> **Extracted records**:

= = =

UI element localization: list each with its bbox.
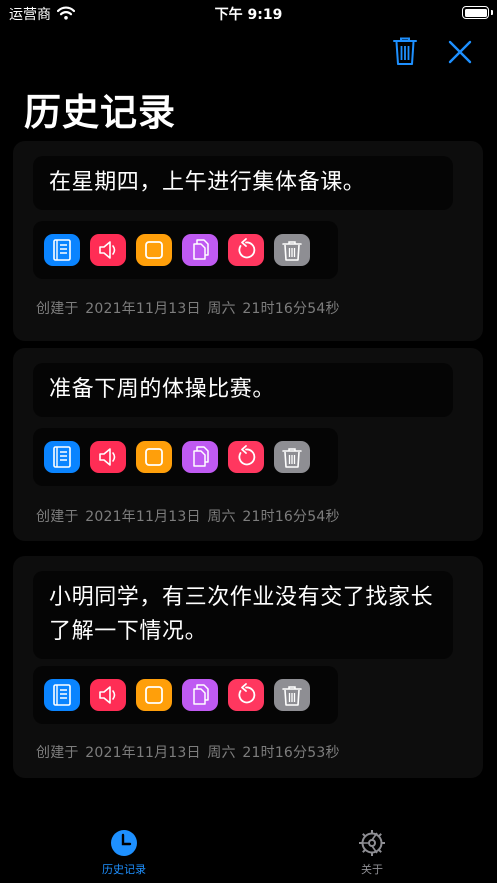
status-time: 下午 9:19	[214, 7, 283, 23]
copy-icon	[193, 684, 209, 705]
record-text: 准备下周的体操比赛。	[33, 363, 453, 417]
replay-icon	[238, 683, 256, 704]
replay-button[interactable]	[228, 679, 264, 711]
speak-button[interactable]	[90, 679, 126, 711]
speak-button[interactable]	[90, 234, 126, 266]
battery-icon	[462, 6, 489, 19]
copy-button[interactable]	[182, 441, 218, 473]
trash-icon	[393, 37, 417, 65]
copy-icon	[193, 446, 209, 467]
delete-button[interactable]	[274, 679, 310, 711]
status-bar: 运营商 下午 9:19	[0, 0, 497, 26]
speaker-icon	[99, 241, 116, 259]
stop-icon	[145, 686, 163, 704]
book-button[interactable]	[44, 679, 80, 711]
tab-about-label: 关于	[361, 863, 383, 876]
record-created-time: 创建于 2021年11月13日 周六 21时16分53秒	[36, 745, 340, 761]
book-icon	[53, 239, 71, 261]
trash-icon	[282, 686, 302, 706]
book-icon	[53, 684, 71, 706]
speaker-icon	[99, 448, 116, 466]
replay-icon	[238, 238, 256, 259]
clear-all-trash-button[interactable]	[392, 36, 418, 66]
copy-icon	[193, 239, 209, 260]
tab-history[interactable]: 历史记录	[74, 829, 174, 881]
clock-icon	[111, 830, 137, 856]
replay-icon	[238, 445, 256, 466]
record-text: 小明同学，有三次作业没有交了找家长了解一下情况。	[33, 571, 453, 659]
trash-icon	[282, 448, 302, 468]
record-action-bar	[33, 428, 338, 486]
history-record-card: 小明同学，有三次作业没有交了找家长了解一下情况。创建于 2021年11月13日 …	[13, 556, 483, 778]
close-button[interactable]	[447, 39, 473, 65]
close-icon	[448, 40, 472, 64]
delete-button[interactable]	[274, 441, 310, 473]
book-button[interactable]	[44, 441, 80, 473]
stop-icon	[145, 448, 163, 466]
copy-button[interactable]	[182, 679, 218, 711]
trash-icon	[282, 241, 302, 261]
record-action-bar	[33, 666, 338, 724]
history-record-card: 在星期四，上午进行集体备课。创建于 2021年11月13日 周六 21时16分5…	[13, 141, 483, 341]
speak-button[interactable]	[90, 441, 126, 473]
history-record-card: 准备下周的体操比赛。创建于 2021年11月13日 周六 21时16分54秒	[13, 348, 483, 541]
delete-button[interactable]	[274, 234, 310, 266]
tab-bar: 历史记录 关于	[0, 817, 497, 883]
tab-about[interactable]: 关于	[322, 829, 422, 881]
record-created-time: 创建于 2021年11月13日 周六 21时16分54秒	[36, 301, 340, 317]
replay-button[interactable]	[228, 234, 264, 266]
speaker-icon	[99, 686, 116, 704]
gear-icon	[359, 830, 385, 856]
book-button[interactable]	[44, 234, 80, 266]
page-title: 历史记录	[24, 91, 176, 134]
stop-button[interactable]	[136, 234, 172, 266]
record-action-bar	[33, 221, 338, 279]
replay-button[interactable]	[228, 441, 264, 473]
copy-button[interactable]	[182, 234, 218, 266]
record-text: 在星期四，上午进行集体备课。	[33, 156, 453, 210]
book-icon	[53, 446, 71, 468]
tab-history-label: 历史记录	[102, 863, 146, 876]
battery-cap	[491, 10, 493, 15]
record-created-time: 创建于 2021年11月13日 周六 21时16分54秒	[36, 509, 340, 525]
stop-button[interactable]	[136, 441, 172, 473]
stop-icon	[145, 241, 163, 259]
stop-button[interactable]	[136, 679, 172, 711]
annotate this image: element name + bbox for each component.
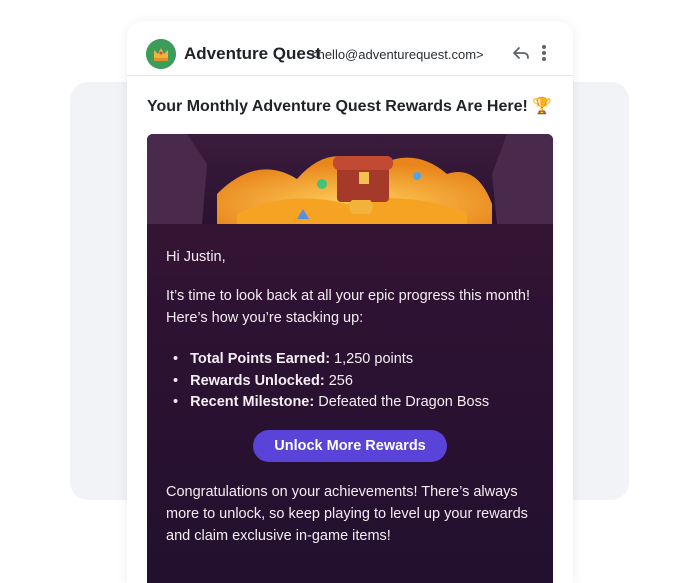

= = =

> **What needs to be done**: Give every line of the data above as a numbered list, skipping blank lines and leaving out the pictures.

> **Written solution**:
1. UI element localization: list each with its bbox.
2. status-time: 下午 9:19	[214, 7, 283, 23]
3. copy-icon	[193, 684, 209, 705]
4. record-text: 准备下周的体操比赛。	[33, 363, 453, 417]
5. replay-icon	[238, 683, 256, 704]
6. replay-button[interactable]	[228, 679, 264, 711]
7. speak-button[interactable]	[90, 679, 126, 711]
8. speak-button[interactable]	[90, 234, 126, 266]
9. battery-icon	[462, 6, 489, 19]
10. copy-button[interactable]	[182, 441, 218, 473]
11. trash-icon	[393, 37, 417, 65]
12. copy-icon	[193, 446, 209, 467]
13. delete-button[interactable]	[274, 679, 310, 711]
14. status-bar: 运营商 下午 9:19	[0, 0, 497, 26]
15. speaker-icon	[99, 241, 116, 259]
16. stop-icon	[145, 686, 163, 704]
17. book-button[interactable]	[44, 679, 80, 711]
18. tab-about-label: 关于	[361, 863, 383, 876]
19. record-created-time: 创建于 2021年11月13日 周六 21时16分53秒	[36, 745, 340, 761]
20. book-icon	[53, 239, 71, 261]
21. trash-icon	[282, 686, 302, 706]
22. book-icon	[53, 684, 71, 706]
23. speaker-icon	[99, 448, 116, 466]
24. replay-icon	[238, 238, 256, 259]
25. clear-all-trash-button[interactable]	[392, 36, 418, 66]
26. copy-icon	[193, 239, 209, 260]
27. tab-history[interactable]: 历史记录	[74, 829, 174, 881]
28. clock-icon	[111, 830, 137, 856]
29. replay-icon	[238, 445, 256, 466]
30. record-text: 小明同学，有三次作业没有交了找家长了解一下情况。	[33, 571, 453, 659]
31. trash-icon	[282, 448, 302, 468]
32. record-action-bar	[33, 428, 338, 486]
33. history-record-card: 小明同学，有三次作业没有交了找家长了解一下情况。创建于 2021年11月13日 …	[13, 556, 483, 778]
34. close-button[interactable]	[447, 39, 473, 65]
35. close-icon	[448, 40, 472, 64]
36. delete-button[interactable]	[274, 441, 310, 473]
37. book-button[interactable]	[44, 441, 80, 473]
38. stop-icon	[145, 448, 163, 466]
39. copy-button[interactable]	[182, 679, 218, 711]
40. trash-icon	[282, 241, 302, 261]
41. record-action-bar	[33, 666, 338, 724]
42. history-record-card: 在星期四，上午进行集体备课。创建于 2021年11月13日 周六 21时16分5…	[13, 141, 483, 341]
43. speak-button[interactable]	[90, 441, 126, 473]
44. history-record-card: 准备下周的体操比赛。创建于 2021年11月13日 周六 21时16分54秒	[13, 348, 483, 541]
45. delete-button[interactable]	[274, 234, 310, 266]
46. tab-bar: 历史记录 关于	[0, 817, 497, 883]
47. tab-about[interactable]: 关于	[322, 829, 422, 881]
48. record-created-time: 创建于 2021年11月13日 周六 21时16分54秒	[36, 301, 340, 317]
49. replay-button[interactable]	[228, 234, 264, 266]
50. speaker-icon	[99, 686, 116, 704]
51. gear-icon	[359, 830, 385, 856]
52. book-button[interactable]	[44, 234, 80, 266]
53. page-title: 历史记录	[24, 91, 176, 134]
54. stop-button[interactable]	[136, 234, 172, 266]
55. record-action-bar	[33, 221, 338, 279]
56. replay-button[interactable]	[228, 441, 264, 473]
57. copy-button[interactable]	[182, 234, 218, 266]
58. record-text: 在星期四，上午进行集体备课。	[33, 156, 453, 210]
59. book-icon	[53, 446, 71, 468]
60. tab-history-label: 历史记录	[102, 863, 146, 876]
61. battery-cap	[491, 10, 493, 15]
62. record-created-time: 创建于 2021年11月13日 周六 21时16分54秒	[36, 509, 340, 525]
63. stop-button[interactable]	[136, 441, 172, 473]
64. stop-icon	[145, 241, 163, 259]
65. stop-button[interactable]	[136, 679, 172, 711]
66. annotate this image: element name + bbox for each component.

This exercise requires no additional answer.